* [Problem description]:
In the lines below, how many hold the word "verificar"? Answer only with the number.

##### Provided data

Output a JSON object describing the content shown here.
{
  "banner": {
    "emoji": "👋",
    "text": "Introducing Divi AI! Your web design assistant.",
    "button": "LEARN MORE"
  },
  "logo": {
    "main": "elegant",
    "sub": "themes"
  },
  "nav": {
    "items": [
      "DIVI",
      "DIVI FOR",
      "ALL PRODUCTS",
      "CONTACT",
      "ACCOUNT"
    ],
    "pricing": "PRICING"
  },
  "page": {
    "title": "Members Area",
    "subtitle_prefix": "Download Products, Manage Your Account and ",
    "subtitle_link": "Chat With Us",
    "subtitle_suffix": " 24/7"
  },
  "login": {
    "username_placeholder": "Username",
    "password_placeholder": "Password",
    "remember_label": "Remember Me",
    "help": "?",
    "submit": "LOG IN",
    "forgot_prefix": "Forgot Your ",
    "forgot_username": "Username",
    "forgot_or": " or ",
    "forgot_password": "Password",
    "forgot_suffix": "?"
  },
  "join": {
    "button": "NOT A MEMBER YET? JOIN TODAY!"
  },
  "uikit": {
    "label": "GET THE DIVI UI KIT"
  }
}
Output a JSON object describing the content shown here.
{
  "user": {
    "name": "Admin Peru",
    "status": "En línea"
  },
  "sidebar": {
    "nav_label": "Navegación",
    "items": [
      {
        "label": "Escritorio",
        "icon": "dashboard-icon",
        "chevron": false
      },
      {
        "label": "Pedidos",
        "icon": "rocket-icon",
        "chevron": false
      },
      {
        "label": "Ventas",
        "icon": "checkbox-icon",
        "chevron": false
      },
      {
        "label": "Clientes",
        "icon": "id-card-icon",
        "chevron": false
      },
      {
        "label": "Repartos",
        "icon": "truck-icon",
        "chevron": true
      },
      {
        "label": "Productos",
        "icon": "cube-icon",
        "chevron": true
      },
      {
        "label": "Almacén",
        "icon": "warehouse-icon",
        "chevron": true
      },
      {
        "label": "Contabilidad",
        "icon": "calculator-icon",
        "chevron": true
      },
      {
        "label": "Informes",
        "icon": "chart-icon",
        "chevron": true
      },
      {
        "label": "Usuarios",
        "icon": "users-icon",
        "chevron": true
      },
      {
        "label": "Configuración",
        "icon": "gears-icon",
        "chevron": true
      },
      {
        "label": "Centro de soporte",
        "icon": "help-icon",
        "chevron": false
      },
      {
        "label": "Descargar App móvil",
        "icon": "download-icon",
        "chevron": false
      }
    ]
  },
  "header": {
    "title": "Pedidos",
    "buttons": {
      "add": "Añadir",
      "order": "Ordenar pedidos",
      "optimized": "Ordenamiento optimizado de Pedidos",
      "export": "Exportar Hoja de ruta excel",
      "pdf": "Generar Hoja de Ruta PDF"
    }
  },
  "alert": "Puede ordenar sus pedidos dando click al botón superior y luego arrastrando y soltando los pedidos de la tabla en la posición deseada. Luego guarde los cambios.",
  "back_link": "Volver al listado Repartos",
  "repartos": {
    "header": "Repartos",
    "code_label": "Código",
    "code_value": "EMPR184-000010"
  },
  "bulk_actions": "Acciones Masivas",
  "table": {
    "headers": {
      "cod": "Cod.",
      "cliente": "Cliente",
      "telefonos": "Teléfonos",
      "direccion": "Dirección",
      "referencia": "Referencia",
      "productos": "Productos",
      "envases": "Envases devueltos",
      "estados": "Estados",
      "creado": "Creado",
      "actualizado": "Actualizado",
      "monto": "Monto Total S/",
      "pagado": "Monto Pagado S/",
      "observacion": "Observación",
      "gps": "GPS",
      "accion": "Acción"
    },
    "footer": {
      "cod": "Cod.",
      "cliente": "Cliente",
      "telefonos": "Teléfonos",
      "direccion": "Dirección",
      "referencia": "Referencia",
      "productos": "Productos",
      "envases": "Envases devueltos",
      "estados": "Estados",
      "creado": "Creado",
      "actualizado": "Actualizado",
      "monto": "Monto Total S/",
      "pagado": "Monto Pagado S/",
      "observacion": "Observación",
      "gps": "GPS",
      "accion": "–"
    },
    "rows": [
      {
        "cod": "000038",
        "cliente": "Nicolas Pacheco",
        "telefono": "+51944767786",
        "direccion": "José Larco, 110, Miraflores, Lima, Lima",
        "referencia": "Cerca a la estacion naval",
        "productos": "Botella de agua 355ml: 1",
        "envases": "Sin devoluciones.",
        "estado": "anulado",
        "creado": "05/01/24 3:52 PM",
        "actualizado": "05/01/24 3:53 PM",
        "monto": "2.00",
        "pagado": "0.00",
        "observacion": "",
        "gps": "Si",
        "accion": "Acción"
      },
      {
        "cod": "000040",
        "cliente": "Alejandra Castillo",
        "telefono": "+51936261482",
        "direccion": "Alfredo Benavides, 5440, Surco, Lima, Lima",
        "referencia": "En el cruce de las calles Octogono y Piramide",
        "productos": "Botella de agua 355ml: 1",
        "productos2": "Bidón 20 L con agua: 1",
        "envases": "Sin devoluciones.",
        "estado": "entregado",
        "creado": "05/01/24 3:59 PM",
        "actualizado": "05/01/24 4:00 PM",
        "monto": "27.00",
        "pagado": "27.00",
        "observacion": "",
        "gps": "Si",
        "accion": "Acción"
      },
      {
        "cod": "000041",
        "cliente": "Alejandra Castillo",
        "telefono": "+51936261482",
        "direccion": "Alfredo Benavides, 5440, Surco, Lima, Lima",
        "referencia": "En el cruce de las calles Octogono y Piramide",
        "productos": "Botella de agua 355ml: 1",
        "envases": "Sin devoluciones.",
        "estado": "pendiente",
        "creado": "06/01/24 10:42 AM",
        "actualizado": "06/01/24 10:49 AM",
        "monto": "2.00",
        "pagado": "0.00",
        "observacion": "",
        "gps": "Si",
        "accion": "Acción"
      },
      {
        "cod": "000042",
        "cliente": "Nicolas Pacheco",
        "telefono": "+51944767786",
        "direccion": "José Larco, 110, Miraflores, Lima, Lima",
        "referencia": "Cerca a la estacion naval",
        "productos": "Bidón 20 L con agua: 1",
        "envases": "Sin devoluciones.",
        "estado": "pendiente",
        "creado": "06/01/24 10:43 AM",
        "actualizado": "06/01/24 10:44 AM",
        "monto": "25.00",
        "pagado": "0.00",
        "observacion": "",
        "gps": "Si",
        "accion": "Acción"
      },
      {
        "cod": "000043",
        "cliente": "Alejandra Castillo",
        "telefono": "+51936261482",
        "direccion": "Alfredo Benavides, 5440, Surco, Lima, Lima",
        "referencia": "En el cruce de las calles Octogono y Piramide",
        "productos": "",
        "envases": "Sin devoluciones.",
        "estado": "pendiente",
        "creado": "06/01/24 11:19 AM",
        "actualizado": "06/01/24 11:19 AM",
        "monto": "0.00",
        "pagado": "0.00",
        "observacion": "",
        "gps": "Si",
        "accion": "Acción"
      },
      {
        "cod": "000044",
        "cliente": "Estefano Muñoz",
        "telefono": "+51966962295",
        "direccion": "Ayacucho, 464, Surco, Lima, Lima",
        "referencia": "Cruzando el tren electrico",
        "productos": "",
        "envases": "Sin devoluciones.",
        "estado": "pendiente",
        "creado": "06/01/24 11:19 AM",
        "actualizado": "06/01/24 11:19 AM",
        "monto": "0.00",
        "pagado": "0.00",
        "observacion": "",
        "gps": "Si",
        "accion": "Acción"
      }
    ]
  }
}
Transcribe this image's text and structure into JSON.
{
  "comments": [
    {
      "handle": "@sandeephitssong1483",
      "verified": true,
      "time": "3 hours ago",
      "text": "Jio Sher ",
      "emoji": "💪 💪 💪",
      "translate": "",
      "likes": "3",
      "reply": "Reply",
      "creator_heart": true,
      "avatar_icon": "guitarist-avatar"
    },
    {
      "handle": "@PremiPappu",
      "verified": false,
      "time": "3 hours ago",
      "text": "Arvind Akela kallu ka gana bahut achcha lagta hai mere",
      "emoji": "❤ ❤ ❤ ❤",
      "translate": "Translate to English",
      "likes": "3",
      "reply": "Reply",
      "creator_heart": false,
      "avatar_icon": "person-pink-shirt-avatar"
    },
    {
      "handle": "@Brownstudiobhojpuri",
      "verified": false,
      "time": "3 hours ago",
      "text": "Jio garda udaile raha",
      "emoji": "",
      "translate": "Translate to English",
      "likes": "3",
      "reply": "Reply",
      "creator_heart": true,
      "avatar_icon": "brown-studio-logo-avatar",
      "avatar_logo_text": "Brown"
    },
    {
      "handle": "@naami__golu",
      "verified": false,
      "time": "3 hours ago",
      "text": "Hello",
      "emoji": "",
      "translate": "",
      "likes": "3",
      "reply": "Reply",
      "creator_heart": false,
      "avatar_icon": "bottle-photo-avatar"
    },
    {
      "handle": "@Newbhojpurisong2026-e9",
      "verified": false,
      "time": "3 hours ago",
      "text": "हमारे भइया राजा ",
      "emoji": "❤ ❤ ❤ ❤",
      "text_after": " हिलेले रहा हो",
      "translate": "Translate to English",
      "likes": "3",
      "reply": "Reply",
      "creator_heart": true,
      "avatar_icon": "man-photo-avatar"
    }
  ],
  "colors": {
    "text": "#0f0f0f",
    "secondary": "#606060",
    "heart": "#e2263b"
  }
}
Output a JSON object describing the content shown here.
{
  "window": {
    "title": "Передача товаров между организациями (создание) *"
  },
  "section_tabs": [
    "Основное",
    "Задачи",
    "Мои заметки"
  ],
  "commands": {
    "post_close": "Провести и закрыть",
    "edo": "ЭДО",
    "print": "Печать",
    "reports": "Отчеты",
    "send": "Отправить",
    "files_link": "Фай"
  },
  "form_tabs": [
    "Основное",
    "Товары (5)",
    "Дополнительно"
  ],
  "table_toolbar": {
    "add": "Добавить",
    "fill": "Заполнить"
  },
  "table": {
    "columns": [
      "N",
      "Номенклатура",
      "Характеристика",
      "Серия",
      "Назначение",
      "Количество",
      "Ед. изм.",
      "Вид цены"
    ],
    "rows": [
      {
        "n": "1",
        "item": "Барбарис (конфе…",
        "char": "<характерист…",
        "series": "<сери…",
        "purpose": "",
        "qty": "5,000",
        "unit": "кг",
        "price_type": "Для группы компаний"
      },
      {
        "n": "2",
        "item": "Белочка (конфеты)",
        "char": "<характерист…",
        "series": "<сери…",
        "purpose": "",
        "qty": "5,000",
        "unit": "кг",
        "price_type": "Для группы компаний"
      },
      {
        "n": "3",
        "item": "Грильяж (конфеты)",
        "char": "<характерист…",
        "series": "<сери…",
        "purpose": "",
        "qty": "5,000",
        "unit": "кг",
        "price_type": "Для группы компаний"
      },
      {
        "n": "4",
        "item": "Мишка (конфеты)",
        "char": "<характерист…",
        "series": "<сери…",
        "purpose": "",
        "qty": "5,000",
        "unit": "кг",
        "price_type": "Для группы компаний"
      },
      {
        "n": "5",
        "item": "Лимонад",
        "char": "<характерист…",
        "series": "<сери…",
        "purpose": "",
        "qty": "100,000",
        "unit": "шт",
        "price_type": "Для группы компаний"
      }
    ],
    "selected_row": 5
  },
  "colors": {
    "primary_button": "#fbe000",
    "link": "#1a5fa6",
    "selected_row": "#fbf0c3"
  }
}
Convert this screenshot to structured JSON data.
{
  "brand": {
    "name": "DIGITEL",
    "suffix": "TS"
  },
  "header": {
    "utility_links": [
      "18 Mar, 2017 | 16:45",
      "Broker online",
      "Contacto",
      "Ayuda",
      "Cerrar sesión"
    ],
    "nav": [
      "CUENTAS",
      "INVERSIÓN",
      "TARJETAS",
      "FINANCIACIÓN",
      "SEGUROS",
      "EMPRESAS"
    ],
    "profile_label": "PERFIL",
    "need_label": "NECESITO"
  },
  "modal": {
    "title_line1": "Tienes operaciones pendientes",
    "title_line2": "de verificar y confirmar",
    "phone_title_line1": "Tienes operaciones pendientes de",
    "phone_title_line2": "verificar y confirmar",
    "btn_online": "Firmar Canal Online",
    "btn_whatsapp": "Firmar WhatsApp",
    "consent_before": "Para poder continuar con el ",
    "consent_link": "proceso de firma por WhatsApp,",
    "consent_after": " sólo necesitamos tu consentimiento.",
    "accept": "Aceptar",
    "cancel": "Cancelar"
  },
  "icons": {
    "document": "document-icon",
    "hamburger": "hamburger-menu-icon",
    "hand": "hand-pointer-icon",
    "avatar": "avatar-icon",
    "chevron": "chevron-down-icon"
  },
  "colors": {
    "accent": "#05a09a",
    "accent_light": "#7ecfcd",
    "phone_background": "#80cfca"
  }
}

##########

* [Full response]:
2